**Work required:** Identify each row below that contains the string "acting", and copy every such row in full.

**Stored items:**
**********
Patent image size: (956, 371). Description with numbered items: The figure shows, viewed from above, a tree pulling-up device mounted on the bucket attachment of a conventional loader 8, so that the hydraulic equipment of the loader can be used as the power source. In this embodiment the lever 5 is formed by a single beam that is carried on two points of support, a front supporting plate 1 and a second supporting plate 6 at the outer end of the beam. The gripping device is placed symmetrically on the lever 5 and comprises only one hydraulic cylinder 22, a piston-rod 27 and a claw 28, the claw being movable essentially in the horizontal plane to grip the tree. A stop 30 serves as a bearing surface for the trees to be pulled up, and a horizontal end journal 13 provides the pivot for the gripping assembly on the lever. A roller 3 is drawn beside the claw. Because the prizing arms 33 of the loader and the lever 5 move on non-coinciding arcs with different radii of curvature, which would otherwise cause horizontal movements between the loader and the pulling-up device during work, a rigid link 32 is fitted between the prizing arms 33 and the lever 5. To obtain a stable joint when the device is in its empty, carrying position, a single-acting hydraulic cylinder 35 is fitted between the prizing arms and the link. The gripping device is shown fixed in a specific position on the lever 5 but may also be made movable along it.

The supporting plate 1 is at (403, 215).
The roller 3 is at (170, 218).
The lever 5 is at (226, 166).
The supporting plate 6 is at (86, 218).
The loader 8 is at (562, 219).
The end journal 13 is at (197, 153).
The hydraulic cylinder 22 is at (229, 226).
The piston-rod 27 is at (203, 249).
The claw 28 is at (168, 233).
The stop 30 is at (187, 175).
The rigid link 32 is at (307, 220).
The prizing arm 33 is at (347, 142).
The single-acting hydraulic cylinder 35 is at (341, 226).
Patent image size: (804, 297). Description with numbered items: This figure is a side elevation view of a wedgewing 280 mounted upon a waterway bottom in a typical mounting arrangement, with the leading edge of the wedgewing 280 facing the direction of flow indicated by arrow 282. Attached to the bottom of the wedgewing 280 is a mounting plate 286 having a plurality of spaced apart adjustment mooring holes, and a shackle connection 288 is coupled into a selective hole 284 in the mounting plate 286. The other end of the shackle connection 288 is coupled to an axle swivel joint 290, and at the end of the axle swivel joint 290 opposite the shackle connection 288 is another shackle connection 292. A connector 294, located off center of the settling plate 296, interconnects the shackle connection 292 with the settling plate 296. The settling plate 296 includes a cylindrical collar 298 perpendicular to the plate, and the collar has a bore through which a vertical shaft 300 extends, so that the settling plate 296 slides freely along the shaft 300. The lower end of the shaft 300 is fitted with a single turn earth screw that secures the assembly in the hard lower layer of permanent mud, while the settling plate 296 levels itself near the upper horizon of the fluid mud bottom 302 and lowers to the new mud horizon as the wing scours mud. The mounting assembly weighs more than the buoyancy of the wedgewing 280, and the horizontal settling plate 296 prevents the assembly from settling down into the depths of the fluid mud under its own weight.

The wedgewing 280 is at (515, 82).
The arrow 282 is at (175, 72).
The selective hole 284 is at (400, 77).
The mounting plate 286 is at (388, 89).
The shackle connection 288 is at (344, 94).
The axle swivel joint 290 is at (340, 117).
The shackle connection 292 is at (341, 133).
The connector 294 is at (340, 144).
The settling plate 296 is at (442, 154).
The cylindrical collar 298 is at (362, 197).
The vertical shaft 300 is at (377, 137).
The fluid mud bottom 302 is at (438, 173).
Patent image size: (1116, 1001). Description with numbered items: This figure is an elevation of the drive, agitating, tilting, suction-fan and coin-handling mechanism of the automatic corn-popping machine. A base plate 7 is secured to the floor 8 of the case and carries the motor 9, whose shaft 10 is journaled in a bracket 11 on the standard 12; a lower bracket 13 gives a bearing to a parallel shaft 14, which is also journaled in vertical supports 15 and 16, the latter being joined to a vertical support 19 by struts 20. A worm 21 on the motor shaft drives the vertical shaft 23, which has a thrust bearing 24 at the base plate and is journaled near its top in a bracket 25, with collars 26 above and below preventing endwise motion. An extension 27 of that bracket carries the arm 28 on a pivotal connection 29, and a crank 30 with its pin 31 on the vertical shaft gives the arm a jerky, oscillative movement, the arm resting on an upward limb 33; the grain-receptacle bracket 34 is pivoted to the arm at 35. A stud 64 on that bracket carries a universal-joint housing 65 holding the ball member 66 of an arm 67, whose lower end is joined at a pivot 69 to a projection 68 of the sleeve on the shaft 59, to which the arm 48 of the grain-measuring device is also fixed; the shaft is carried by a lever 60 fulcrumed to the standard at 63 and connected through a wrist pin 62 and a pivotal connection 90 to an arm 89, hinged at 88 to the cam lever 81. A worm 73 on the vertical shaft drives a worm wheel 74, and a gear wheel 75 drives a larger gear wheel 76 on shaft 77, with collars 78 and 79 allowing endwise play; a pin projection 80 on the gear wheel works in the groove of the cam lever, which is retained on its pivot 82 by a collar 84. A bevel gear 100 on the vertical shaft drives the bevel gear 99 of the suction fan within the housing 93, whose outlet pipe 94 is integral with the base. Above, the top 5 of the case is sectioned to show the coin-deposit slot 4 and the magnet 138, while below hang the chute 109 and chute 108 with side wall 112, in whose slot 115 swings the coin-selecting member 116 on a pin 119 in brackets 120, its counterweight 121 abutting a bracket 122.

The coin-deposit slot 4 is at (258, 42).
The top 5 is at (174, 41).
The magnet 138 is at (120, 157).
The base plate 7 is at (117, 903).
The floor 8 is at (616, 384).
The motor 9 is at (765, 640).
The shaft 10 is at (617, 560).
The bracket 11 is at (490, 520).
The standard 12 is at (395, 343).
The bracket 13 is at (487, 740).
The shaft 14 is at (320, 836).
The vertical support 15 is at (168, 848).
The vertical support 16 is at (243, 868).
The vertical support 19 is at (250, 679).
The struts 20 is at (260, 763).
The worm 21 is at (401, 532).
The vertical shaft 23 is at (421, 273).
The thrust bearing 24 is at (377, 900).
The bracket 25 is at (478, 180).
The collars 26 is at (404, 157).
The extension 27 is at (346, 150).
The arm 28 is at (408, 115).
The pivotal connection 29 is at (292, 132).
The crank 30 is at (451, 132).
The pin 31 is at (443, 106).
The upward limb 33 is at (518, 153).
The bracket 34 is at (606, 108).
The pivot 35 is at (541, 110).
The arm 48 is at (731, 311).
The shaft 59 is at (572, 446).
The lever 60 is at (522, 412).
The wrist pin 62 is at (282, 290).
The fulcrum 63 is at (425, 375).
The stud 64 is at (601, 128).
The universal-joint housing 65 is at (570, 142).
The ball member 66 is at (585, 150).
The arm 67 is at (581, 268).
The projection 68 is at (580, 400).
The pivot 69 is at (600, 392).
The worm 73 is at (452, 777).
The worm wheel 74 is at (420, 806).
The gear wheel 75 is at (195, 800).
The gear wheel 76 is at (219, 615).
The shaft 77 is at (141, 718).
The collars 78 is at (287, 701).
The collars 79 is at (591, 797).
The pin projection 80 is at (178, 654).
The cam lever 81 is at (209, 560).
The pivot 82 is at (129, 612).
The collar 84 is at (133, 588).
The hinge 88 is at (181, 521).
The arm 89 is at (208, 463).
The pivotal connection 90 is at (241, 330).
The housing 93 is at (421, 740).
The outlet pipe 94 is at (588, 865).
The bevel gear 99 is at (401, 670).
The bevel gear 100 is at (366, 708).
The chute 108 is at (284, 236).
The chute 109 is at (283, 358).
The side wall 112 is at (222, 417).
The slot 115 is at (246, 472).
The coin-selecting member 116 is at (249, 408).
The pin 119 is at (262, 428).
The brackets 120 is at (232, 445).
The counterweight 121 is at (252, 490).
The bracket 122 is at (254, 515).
**********
**Problem solution:**
Patent image size: (956, 371). Description with numbered items: The figure shows, viewed from above, a tree pulling-up device mounted on the bucket attachment of a conventional loader 8, so that the hydraulic equipment of the loader can be used as the power source. In this embodiment the lever 5 is formed by a single beam that is carried on two points of support, a front supporting plate 1 and a second supporting plate 6 at the outer end of the beam. The gripping device is placed symmetrically on the lever 5 and comprises only one hydraulic cylinder 22, a piston-rod 27 and a claw 28, the claw being movable essentially in the horizontal plane to grip the tree. A stop 30 serves as a bearing surface for the trees to be pulled up, and a horizontal end journal 13 provides the pivot for the gripping assembly on the lever. A roller 3 is drawn beside the claw. Because the prizing arms 33 of the loader and the lever 5 move on non-coinciding arcs with different radii of curvature, which would otherwise cause horizontal movements between the loader and the pulling-up device during work, a rigid link 32 is fitted between the prizing arms 33 and the lever 5. To obtain a stable joint when the device is in its empty, carrying position, a single-acting hydraulic cylinder 35 is fitted between the prizing arms and the link. The gripping device is shown fixed in a specific position on the lever 5 but may also be made movable along it.
The single-acting hydraulic cylinder 35 is at (341, 226).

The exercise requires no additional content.